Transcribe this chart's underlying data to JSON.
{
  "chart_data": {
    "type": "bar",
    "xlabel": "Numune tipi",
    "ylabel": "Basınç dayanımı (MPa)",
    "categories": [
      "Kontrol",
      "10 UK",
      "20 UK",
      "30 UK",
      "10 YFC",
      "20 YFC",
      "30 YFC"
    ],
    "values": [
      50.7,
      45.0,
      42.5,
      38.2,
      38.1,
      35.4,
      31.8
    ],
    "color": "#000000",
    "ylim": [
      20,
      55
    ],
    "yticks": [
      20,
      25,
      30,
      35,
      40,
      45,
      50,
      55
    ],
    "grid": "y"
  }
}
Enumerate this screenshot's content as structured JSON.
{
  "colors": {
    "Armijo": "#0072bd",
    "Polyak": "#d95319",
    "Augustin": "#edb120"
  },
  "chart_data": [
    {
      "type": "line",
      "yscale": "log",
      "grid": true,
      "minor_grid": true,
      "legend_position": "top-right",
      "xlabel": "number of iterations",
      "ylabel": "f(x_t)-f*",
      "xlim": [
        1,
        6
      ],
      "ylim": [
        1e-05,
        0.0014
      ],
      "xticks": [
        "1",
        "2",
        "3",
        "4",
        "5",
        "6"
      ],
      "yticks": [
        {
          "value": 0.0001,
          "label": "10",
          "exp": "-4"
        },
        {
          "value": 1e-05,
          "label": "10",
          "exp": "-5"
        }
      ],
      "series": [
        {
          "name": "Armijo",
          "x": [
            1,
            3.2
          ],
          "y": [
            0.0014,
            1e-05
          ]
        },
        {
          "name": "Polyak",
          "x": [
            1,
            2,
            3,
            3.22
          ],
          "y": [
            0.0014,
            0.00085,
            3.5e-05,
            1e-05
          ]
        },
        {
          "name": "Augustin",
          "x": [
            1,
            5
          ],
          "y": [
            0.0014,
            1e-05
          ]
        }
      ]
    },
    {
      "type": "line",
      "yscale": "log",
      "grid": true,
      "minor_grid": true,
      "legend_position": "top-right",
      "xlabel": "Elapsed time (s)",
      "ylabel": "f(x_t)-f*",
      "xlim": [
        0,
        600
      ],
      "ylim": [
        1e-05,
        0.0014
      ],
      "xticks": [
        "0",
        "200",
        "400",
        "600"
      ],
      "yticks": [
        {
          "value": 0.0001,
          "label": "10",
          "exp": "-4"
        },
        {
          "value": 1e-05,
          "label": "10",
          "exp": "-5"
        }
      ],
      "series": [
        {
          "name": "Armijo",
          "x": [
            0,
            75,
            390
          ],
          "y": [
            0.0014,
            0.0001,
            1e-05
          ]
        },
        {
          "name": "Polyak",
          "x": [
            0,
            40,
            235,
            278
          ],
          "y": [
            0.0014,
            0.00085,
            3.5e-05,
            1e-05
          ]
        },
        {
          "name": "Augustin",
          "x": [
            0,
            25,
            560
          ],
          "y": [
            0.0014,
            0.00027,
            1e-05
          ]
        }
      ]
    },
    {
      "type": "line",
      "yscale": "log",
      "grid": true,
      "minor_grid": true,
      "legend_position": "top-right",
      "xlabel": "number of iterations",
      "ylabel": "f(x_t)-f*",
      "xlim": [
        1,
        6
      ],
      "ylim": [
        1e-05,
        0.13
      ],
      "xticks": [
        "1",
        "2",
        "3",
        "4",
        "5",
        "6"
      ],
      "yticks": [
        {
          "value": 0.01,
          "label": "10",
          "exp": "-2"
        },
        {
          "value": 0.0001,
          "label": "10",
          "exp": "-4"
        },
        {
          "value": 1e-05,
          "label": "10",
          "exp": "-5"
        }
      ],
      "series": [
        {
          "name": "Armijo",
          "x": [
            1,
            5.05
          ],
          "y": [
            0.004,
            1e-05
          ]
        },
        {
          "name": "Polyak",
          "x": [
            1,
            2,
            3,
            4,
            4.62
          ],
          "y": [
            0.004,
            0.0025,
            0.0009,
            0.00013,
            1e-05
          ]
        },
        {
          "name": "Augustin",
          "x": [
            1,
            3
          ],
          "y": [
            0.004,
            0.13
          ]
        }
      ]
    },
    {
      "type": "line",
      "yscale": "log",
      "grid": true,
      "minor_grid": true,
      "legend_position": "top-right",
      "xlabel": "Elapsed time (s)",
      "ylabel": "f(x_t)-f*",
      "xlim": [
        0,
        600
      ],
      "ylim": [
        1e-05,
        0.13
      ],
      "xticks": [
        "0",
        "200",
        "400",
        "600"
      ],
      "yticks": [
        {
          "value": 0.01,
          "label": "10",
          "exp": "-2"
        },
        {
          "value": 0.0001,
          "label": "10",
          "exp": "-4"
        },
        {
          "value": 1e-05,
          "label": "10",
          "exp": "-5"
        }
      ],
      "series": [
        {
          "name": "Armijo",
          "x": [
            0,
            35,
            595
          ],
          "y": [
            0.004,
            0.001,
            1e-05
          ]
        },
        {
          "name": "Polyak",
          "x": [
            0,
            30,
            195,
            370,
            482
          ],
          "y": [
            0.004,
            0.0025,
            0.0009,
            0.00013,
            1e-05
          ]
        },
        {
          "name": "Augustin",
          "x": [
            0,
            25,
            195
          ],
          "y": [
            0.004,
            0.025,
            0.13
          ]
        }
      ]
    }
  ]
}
-*-*-
- Task description: From the entries above, return each line with the word "this" in it.

- Result below:
Transcribe this chart's underlying data to JSON.
Enumerate this screenshot's content as structured JSON.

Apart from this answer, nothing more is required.